▶ WORK ORDER 1: In the description of Feynman's book, what disease was he struggling with while the book was prepared?
▶ WORK ORDER 2: Please explain, in one to three sentences and using the description of Feynman's book, why the O-rings in the shuttle's rocket boosters could have failed.
▶ WORK ORDER 3: Continue the description of Feynman's book from its last sentence.

▶ EXTRACT:
What Do You Care What Other People Think?
Further Adventures of a Curious Character
The book was prepared as Feynman struggled with liposarcoma, a rare form of cancer from which he died in February 1988. The book is the last of his autobiographical works.
The first section presents a series of humorous stories from different periods of his life, while the second chronicles his involvement on the Rogers Commission investigating the Space Shuttle Challenger disaster. In one chapter, he describes an impromptu experiment in which he showed how the O-rings in the shuttle’s rocket boosters could have failed due to cold temperatures on the morning of the launch. Later, this failure was determined to be the primary cause of the shuttle’s destruction. Feynman’s comments on the reliability of the shuttle, published as an appendix to the Rogers Commission’s final report, are included. The second section of the book was dramatized in a television movie by BBC/Science Channel titled The Challenger Disaster.

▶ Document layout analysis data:
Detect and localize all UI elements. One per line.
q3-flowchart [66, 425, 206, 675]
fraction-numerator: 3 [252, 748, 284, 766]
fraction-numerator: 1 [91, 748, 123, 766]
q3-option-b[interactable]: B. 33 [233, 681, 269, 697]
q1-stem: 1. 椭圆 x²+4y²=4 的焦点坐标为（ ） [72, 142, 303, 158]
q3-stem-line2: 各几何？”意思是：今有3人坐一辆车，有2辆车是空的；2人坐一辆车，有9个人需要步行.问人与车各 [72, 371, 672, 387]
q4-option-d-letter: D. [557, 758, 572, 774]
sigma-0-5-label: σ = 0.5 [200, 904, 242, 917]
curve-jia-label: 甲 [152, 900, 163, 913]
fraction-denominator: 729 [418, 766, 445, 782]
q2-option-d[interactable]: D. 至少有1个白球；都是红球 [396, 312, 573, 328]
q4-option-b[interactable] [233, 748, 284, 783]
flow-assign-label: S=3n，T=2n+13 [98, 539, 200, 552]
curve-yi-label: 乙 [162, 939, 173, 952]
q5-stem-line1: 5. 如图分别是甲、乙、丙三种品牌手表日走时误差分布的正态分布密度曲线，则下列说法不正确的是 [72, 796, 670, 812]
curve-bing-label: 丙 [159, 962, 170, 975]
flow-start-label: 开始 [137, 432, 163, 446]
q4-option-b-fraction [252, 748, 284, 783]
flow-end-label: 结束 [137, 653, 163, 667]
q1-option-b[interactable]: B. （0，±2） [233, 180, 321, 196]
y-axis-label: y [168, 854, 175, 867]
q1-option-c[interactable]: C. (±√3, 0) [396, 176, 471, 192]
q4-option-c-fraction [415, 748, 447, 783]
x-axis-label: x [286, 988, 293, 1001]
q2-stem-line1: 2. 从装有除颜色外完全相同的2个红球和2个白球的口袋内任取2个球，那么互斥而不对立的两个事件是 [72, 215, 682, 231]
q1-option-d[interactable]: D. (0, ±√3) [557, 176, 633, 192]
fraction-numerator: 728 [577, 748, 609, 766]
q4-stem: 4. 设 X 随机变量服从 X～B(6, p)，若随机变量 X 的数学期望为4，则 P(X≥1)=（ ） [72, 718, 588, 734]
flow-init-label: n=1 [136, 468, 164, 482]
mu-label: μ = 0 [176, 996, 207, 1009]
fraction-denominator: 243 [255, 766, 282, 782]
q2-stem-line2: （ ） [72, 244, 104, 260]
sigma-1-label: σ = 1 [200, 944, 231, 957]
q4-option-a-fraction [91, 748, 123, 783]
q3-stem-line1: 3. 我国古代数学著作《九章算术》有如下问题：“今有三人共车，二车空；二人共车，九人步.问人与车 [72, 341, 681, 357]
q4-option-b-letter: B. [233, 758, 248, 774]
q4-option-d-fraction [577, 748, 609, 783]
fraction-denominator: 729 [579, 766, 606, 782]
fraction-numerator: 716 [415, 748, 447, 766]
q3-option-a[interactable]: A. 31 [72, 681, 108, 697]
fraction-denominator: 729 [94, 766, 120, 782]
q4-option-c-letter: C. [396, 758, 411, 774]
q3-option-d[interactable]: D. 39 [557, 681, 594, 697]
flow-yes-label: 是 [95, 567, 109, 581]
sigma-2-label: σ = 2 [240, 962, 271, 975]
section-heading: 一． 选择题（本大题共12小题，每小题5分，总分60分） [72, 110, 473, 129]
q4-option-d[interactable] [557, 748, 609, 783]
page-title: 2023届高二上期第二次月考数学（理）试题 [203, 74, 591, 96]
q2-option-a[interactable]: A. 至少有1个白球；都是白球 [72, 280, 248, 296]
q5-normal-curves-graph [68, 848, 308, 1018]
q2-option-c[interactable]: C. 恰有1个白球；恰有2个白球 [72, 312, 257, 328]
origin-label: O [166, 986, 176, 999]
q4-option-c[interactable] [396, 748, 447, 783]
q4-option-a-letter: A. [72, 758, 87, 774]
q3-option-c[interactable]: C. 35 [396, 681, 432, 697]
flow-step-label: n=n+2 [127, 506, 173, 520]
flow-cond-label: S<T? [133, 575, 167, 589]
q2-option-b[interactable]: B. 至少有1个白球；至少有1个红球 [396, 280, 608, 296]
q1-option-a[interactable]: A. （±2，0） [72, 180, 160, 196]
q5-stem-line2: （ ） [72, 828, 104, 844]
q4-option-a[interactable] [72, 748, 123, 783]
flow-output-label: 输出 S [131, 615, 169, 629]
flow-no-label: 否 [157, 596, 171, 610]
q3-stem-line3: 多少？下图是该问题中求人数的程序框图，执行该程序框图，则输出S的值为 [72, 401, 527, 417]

▶ EXERCISE ANSWER 1: He was struggling with liposarcoma, a rare form of cancer.

▶ EXERCISE ANSWER 2: Feynman's impromptu experiment showed that the O-rings could have failed because of the cold temperatures on the morning of the launch. This failure was later determined to be the primary cause of the shuttle's destruction.

▶ EXERCISE ANSWER 3:
The book is much more loosely organized than the earlier Surely You’re Joking, Mr. Feynman! It contains short stories, letters, photographs, and a few of the sketches that Feynman created in later life when he had learned to draw from an artist friend, Jirayr Zorthian.
The titular story of the book focuses on Feynman’s first wife, Arline, who had been diagnosed with tuberculosis before their marriage. Its title is taken from a question she often put to him when he seemed preoccupied with the opinions of his colleagues about his work, thereby echoing his own earlier words to her. She died while Feynman was working on the Manhattan Project.
The book concludes with a chapter titled “The Value of Science”, an address Feynman gave at the 1955 autumn meeting of the National Academy of Sciences.